### Work required
Locate all lines with the word "graceful". Copy them.

━━ Excerpted data

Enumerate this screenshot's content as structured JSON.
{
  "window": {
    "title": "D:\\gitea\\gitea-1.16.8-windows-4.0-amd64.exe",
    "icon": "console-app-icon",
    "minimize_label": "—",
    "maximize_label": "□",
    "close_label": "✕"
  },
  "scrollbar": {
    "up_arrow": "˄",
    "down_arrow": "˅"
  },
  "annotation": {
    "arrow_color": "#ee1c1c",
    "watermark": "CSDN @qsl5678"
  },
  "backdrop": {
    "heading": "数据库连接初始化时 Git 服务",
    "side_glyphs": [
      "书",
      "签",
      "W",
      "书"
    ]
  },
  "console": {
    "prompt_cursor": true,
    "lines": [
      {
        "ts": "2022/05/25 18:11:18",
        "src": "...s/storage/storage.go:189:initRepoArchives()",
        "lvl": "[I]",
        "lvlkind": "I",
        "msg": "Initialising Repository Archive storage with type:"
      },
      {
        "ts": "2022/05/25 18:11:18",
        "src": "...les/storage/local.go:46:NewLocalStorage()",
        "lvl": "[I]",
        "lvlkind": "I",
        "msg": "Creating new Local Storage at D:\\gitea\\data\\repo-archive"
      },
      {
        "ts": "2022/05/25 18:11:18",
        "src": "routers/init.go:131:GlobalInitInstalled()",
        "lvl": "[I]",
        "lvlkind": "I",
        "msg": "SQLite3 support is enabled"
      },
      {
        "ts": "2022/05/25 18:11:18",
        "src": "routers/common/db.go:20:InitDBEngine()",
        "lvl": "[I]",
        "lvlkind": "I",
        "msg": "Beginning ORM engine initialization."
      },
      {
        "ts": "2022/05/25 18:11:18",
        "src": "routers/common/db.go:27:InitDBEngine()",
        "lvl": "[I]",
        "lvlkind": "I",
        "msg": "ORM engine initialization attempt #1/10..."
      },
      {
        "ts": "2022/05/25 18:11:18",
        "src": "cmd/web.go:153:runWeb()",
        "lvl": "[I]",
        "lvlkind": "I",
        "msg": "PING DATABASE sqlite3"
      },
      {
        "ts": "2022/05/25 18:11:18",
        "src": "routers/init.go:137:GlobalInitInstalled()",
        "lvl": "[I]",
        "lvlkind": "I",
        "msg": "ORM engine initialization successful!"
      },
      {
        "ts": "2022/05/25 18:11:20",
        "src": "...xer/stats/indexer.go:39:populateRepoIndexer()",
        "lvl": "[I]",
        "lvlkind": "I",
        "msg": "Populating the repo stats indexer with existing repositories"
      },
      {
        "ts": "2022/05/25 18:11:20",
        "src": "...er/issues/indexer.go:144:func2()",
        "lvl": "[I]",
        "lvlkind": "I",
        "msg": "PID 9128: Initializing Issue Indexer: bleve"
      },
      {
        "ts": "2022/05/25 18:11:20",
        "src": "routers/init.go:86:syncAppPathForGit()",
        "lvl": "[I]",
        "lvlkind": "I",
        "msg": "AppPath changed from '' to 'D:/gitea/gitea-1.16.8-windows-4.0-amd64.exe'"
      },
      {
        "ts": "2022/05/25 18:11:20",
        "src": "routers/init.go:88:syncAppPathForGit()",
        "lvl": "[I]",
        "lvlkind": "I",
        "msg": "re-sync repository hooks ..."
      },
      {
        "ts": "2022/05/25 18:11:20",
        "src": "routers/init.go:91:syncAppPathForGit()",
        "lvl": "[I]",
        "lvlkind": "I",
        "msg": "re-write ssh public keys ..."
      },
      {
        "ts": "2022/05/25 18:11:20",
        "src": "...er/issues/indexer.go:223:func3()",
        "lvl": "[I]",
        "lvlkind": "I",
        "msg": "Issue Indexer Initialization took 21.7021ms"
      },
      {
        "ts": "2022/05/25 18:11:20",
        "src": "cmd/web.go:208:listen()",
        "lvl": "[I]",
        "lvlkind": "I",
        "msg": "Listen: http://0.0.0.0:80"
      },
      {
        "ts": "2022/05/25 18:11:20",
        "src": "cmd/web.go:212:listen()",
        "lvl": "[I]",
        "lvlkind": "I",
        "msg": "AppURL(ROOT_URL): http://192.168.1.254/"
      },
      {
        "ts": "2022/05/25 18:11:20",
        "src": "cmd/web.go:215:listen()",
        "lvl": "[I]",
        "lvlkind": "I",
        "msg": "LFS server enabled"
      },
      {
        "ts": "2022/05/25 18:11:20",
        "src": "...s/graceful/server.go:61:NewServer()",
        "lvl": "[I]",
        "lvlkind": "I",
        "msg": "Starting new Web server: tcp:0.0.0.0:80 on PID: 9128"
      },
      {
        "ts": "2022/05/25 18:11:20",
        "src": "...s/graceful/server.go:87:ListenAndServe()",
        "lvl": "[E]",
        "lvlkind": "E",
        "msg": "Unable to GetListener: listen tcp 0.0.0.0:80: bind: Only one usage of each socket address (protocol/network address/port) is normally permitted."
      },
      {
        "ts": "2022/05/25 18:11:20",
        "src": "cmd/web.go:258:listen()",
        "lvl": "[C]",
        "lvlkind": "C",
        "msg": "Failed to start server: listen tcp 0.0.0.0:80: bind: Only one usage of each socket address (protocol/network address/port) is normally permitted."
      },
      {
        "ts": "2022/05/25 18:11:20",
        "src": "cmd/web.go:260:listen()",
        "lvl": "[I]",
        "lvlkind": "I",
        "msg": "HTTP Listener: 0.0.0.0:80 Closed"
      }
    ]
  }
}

━━━━
━━ Excerpted data

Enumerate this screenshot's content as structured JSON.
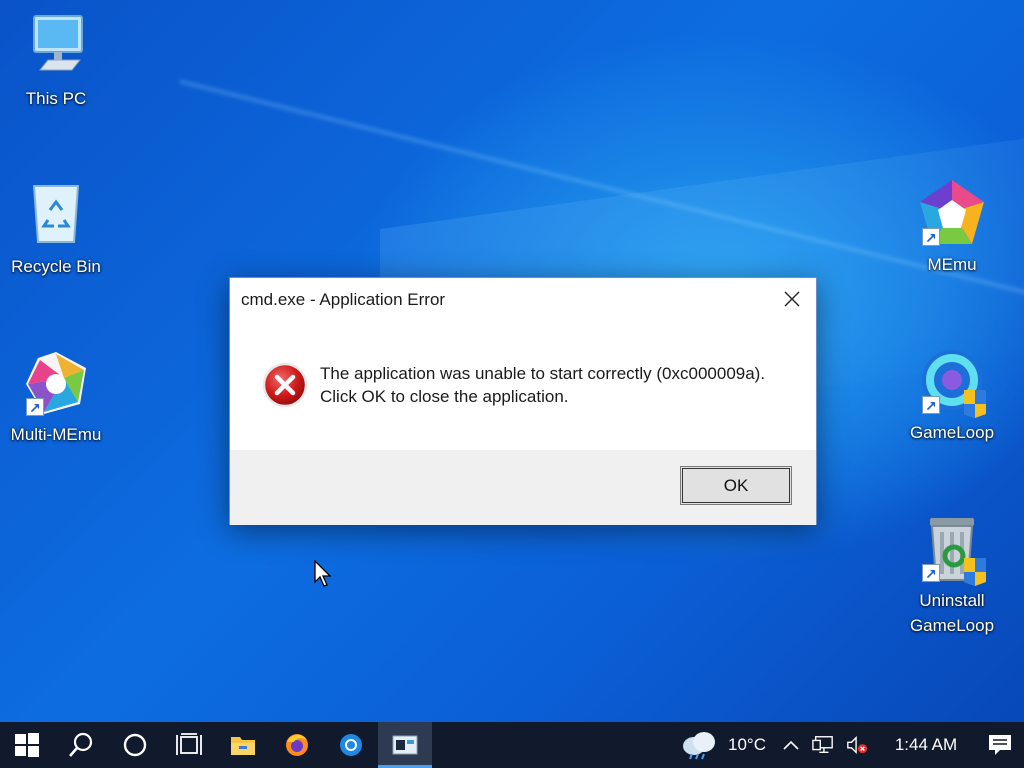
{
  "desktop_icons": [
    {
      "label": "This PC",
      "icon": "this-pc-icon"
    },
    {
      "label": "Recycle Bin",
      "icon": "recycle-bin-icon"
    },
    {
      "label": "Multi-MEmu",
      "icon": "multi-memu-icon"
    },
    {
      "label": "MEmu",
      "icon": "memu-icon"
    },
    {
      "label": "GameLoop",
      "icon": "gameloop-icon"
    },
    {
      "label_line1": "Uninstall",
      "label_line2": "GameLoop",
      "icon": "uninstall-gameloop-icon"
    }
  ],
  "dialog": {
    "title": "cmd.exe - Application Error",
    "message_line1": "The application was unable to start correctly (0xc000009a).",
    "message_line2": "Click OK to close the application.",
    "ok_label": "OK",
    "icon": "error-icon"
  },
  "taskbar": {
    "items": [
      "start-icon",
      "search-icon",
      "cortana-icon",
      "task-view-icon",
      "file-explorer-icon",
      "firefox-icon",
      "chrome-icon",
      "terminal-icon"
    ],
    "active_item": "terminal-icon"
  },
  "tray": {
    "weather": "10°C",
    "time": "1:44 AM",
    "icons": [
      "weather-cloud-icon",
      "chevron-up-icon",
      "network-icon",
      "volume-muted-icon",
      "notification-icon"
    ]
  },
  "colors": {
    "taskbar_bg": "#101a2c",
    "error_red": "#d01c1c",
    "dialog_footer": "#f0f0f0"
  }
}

━━━━

### Task output
        "src": "...s/graceful/server.go:61:NewServer()",
        "src": "...s/graceful/server.go:87:ListenAndServe()",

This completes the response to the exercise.